Short task –
Please rewrite every line of the items below as a JSON list of strings, one string per line, and leave out the blank lines.

** START Record set **

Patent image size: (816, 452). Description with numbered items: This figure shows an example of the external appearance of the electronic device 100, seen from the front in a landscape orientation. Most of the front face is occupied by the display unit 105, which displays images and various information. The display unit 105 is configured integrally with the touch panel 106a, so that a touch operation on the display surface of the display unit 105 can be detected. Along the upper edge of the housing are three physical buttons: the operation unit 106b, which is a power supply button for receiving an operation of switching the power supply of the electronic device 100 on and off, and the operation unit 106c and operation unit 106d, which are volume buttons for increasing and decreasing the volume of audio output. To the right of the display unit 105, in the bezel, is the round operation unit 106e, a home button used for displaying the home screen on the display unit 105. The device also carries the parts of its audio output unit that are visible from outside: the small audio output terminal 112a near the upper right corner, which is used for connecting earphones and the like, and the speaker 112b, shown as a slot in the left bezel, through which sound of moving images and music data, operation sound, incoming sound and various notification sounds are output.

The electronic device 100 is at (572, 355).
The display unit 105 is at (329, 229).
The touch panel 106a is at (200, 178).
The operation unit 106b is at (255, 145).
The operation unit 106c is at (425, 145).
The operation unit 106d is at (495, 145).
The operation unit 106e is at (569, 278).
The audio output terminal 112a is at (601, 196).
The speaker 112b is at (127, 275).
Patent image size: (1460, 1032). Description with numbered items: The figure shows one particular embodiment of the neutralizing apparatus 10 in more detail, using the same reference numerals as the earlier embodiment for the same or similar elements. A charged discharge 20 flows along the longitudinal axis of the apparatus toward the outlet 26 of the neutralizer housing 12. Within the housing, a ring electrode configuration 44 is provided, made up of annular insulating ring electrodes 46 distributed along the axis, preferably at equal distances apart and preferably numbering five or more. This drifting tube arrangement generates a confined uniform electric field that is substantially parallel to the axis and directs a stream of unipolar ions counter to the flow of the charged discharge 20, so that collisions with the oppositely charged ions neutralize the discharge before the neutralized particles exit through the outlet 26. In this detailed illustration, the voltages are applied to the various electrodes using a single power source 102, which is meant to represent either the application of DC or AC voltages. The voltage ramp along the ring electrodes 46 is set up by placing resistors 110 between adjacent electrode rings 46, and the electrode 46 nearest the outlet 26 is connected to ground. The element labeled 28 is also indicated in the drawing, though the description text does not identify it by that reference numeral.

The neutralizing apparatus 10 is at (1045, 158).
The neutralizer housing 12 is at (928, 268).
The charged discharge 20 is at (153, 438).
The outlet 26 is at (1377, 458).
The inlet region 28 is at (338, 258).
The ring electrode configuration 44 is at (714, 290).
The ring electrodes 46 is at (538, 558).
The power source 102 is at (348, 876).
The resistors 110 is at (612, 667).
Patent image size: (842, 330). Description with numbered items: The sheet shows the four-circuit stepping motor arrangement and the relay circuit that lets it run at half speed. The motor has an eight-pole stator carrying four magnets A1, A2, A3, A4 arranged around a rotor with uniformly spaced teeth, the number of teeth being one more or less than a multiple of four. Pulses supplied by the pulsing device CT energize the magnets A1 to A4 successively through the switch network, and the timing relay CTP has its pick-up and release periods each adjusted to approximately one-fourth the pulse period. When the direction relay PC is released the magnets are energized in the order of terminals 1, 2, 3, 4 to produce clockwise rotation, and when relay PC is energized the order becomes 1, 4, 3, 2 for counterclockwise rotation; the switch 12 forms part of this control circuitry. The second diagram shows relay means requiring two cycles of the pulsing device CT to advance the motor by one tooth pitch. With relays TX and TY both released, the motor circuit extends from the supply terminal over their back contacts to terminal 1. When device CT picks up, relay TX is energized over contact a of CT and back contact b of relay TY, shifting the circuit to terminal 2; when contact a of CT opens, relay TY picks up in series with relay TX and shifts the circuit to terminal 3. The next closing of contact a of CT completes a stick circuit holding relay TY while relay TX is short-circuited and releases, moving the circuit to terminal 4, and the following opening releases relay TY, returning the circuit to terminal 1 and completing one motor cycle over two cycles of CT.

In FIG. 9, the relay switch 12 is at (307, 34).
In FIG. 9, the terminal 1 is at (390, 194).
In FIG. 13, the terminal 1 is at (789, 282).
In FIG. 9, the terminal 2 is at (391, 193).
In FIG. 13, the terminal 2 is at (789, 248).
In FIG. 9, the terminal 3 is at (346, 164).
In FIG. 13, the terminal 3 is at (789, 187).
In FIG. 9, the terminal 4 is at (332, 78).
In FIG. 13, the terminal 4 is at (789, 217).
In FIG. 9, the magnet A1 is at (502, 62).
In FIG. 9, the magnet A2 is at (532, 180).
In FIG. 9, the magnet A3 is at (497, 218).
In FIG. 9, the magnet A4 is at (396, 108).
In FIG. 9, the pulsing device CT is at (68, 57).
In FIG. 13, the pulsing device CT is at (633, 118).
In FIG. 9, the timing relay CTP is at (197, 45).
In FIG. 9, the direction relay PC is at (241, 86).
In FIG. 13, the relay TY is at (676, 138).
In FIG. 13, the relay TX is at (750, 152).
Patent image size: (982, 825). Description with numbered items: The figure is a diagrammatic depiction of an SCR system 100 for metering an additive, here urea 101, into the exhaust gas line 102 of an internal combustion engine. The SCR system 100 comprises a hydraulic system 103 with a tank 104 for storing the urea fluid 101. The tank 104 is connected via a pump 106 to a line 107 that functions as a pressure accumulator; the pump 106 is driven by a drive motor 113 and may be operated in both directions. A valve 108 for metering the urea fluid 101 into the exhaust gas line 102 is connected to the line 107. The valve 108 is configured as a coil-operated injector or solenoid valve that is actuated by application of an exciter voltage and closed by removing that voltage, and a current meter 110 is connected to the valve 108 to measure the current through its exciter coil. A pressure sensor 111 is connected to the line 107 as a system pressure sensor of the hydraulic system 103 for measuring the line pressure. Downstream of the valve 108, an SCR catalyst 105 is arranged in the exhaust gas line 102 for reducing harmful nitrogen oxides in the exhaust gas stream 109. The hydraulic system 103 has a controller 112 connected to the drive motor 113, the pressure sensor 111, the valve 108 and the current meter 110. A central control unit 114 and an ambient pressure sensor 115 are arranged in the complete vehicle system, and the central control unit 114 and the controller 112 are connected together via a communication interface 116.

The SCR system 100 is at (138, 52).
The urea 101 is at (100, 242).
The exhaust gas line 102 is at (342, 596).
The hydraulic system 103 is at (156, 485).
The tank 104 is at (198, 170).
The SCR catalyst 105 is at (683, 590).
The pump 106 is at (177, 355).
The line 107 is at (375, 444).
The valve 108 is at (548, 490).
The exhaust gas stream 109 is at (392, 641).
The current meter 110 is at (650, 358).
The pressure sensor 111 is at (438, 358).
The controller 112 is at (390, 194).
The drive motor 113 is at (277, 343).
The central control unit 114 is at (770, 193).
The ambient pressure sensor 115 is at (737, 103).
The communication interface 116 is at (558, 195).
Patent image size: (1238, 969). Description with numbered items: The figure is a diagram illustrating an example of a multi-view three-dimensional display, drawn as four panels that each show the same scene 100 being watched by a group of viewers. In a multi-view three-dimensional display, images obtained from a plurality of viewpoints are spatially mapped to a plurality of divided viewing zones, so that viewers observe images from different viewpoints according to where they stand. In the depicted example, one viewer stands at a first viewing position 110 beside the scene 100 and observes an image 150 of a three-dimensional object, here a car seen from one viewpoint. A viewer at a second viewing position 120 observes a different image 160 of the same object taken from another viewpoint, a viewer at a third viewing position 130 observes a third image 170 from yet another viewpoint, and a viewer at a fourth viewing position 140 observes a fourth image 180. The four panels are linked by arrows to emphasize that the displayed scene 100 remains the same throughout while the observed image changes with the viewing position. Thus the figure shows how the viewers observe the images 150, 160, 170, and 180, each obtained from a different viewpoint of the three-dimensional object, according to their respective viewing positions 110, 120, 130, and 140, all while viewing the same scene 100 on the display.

** END Record set **

Finished answer –
[
  "Patent image size: (816, 452). Description with numbered items: This figure shows an example of the external appearance of the electronic device 100, seen from the front in a landscape orientation. Most of the front face is occupied by the display unit 105, which displays images and various information. The display unit 105 is configured integrally with the touch panel 106a, so that a touch operation on the display surface of the display unit 105 can be detected. Along the upper edge of the housing are three physical buttons: the operation unit 106b, which is a power supply button for receiving an operation of switching the power supply of the electronic device 100 on and off, and the operation unit 106c and operation unit 106d, which are volume buttons for increasing and decreasing the volume of audio output. To the right of the display unit 105, in the bezel, is the round operation unit 106e, a home button used for displaying the home screen on the display unit 105. The device also carries the parts of its audio output unit that are visible from outside: the small audio output terminal 112a near the upper right corner, which is used for connecting earphones and the like, and the speaker 112b, shown as a slot in the left bezel, through which sound of moving images and music data, operation sound, incoming sound and various notification sounds are output.",
  "The electronic device 100 is at (572, 355).",
  "The display unit 105 is at (329, 229).",
  "The touch panel 106a is at (200, 178).",
  "The operation unit 106b is at (255, 145).",
  "The operation unit 106c is at (425, 145).",
  "The operation unit 106d is at (495, 145).",
  "The operation unit 106e is at (569, 278).",
  "The audio output terminal 112a is at (601, 196).",
  "The speaker 112b is at (127, 275).",
  "Patent image size: (1460, 1032). Description with numbered items: The figure shows one particular embodiment of the neutralizing apparatus 10 in more detail, using the same reference numerals as the earlier embodiment for the same or similar elements. A charged discharge 20 flows along the longitudinal axis of the apparatus toward the outlet 26 of the neutralizer housing 12. Within the housing, a ring electrode configuration 44 is provided, made up of annular insulating ring electrodes 46 distributed along the axis, preferably at equal distances apart and preferably numbering five or more. This drifting tube arrangement generates a confined uniform electric field that is substantially parallel to the axis and directs a stream of unipolar ions counter to the flow of the charged discharge 20, so that collisions with the oppositely charged ions neutralize the discharge before the neutralized particles exit through the outlet 26. In this detailed illustration, the voltages are applied to the various electrodes using a single power source 102, which is meant to represent either the application of DC or AC voltages. The voltage ramp along the ring electrodes 46 is set up by placing resistors 110 between adjacent electrode rings 46, and the electrode 46 nearest the outlet 26 is connected to ground. The element labeled 28 is also indicated in the drawing, though the description text does not identify it by that reference numeral.",
  "The neutralizing apparatus 10 is at (1045, 158).",
  "The neutralizer housing 12 is at (928, 268).",
  "The charged discharge 20 is at (153, 438).",
  "The outlet 26 is at (1377, 458).",
  "The inlet region 28 is at (338, 258).",
  "The ring electrode configuration 44 is at (714, 290).",
  "The ring electrodes 46 is at (538, 558).",
  "The power source 102 is at (348, 876).",
  "The resistors 110 is at (612, 667).",
  "Patent image size: (842, 330). Description with numbered items: The sheet shows the four-circuit stepping motor arrangement and the relay circuit that lets it run at half speed. The motor has an eight-pole stator carrying four magnets A1, A2, A3, A4 arranged around a rotor with uniformly spaced teeth, the number of teeth being one more or less than a multiple of four. Pulses supplied by the pulsing device CT energize the magnets A1 to A4 successively through the switch network, and the timing relay CTP has its pick-up and release periods each adjusted to approximately one-fourth the pulse period. When the direction relay PC is released the magnets are energized in the order of terminals 1, 2, 3, 4 to produce clockwise rotation, and when relay PC is energized the order becomes 1, 4, 3, 2 for counterclockwise rotation; the switch 12 forms part of this control circuitry. The second diagram shows relay means requiring two cycles of the pulsing device CT to advance the motor by one tooth pitch. With relays TX and TY both released, the motor circuit extends from the supply terminal over their back contacts to terminal 1. When device CT picks up, relay TX is energized over contact a of CT and back contact b of relay TY, shifting the circuit to terminal 2; when contact a of CT opens, relay TY picks up in series with relay TX and shifts the circuit to terminal 3. The next closing of contact a of CT completes a stick circuit holding relay TY while relay TX is short-circuited and releases, moving the circuit to terminal 4, and the following opening releases relay TY, returning the circuit to terminal 1 and completing one motor cycle over two cycles of CT.",
  "In FIG. 9, the relay switch 12 is at (307, 34).",
  "In FIG. 9, the terminal 1 is at (390, 194).",
  "In FIG. 13, the terminal 1 is at (789, 282).",
  "In FIG. 9, the terminal 2 is at (391, 193).",
  "In FIG. 13, the terminal 2 is at (789, 248).",
  "In FIG. 9, the terminal 3 is at (346, 164).",
  "In FIG. 13, the terminal 3 is at (789, 187).",
  "In FIG. 9, the terminal 4 is at (332, 78).",
  "In FIG. 13, the terminal 4 is at (789, 217).",
  "In FIG. 9, the magnet A1 is at (502, 62).",
  "In FIG. 9, the magnet A2 is at (532, 180).",
  "In FIG. 9, the magnet A3 is at (497, 218).",
  "In FIG. 9, the magnet A4 is at (396, 108).",
  "In FIG. 9, the pulsing device CT is at (68, 57).",
  "In FIG. 13, the pulsing device CT is at (633, 118).",
  "In FIG. 9, the timing relay CTP is at (197, 45).",
  "In FIG. 9, the direction relay PC is at (241, 86).",
  "In FIG. 13, the relay TY is at (676, 138).",
  "In FIG. 13, the relay TX is at (750, 152).",
  "Patent image size: (982, 825). Description with numbered items: The figure is a diagrammatic depiction of an SCR system 100 for metering an additive, here urea 101, into the exhaust gas line 102 of an internal combustion engine. The SCR system 100 comprises a hydraulic system 103 with a tank 104 for storing the urea fluid 101. The tank 104 is connected via a pump 106 to a line 107 that functions as a pressure accumulator; the pump 106 is driven by a drive motor 113 and may be operated in both directions. A valve 108 for metering the urea fluid 101 into the exhaust gas line 102 is connected to the line 107. The valve 108 is configured as a coil-operated injector or solenoid valve that is actuated by application of an exciter voltage and closed by removing that voltage, and a current meter 110 is connected to the valve 108 to measure the current through its exciter coil. A pressure sensor 111 is connected to the line 107 as a system pressure sensor of the hydraulic system 103 for measuring the line pressure. Downstream of the valve 108, an SCR catalyst 105 is arranged in the exhaust gas line 102 for reducing harmful nitrogen oxides in the exhaust gas stream 109. The hydraulic system 103 has a controller 112 connected to the drive motor 113, the pressure sensor 111, the valve 108 and the current meter 110. A central control unit 114 and an ambient pressure sensor 115 are arranged in the complete vehicle system, and the central control unit 114 and the controller 112 are connected together via a communication interface 116.",
  "The SCR system 100 is at (138, 52).",
  "The urea 101 is at (100, 242).",
  "The exhaust gas line 102 is at (342, 596).",
  "The hydraulic system 103 is at (156, 485).",
  "The tank 104 is at (198, 170).",
  "The SCR catalyst 105 is at (683, 590).",
  "The pump 106 is at (177, 355).",
  "The line 107 is at (375, 444).",
  "The valve 108 is at (548, 490).",
  "The exhaust gas stream 109 is at (392, 641).",
  "The current meter 110 is at (650, 358).",
  "The pressure sensor 111 is at (438, 358).",
  "The controller 112 is at (390, 194).",
  "The drive motor 113 is at (277, 343).",
  "The central control unit 114 is at (770, 193).",
  "The ambient pressure sensor 115 is at (737, 103).",
  "The communication interface 116 is at (558, 195).",
  "Patent image size: (1238, 969). Description with numbered items: The figure is a diagram illustrating an example of a multi-view three-dimensional display, drawn as four panels that each show the same scene 100 being watched by a group of viewers. In a multi-view three-dimensional display, images obtained from a plurality of viewpoints are spatially mapped to a plurality of divided viewing zones, so that viewers observe images from different viewpoints according to where they stand. In the depicted example, one viewer stands at a first viewing position 110 beside the scene 100 and observes an image 150 of a three-dimensional object, here a car seen from one viewpoint. A viewer at a second viewing position 120 observes a different image 160 of the same object taken from another viewpoint, a viewer at a third viewing position 130 observes a third image 170 from yet another viewpoint, and a viewer at a fourth viewing position 140 observes a fourth image 180. The four panels are linked by arrows to emphasize that the displayed scene 100 remains the same throughout while the observed image changes with the viewing position. Thus the figure shows how the viewers observe the images 150, 160, 170, and 180, each obtained from a different viewpoint of the three-dimensional object, according to their respective viewing positions 110, 120, 130, and 140, all while viewing the same scene 100 on the display."
]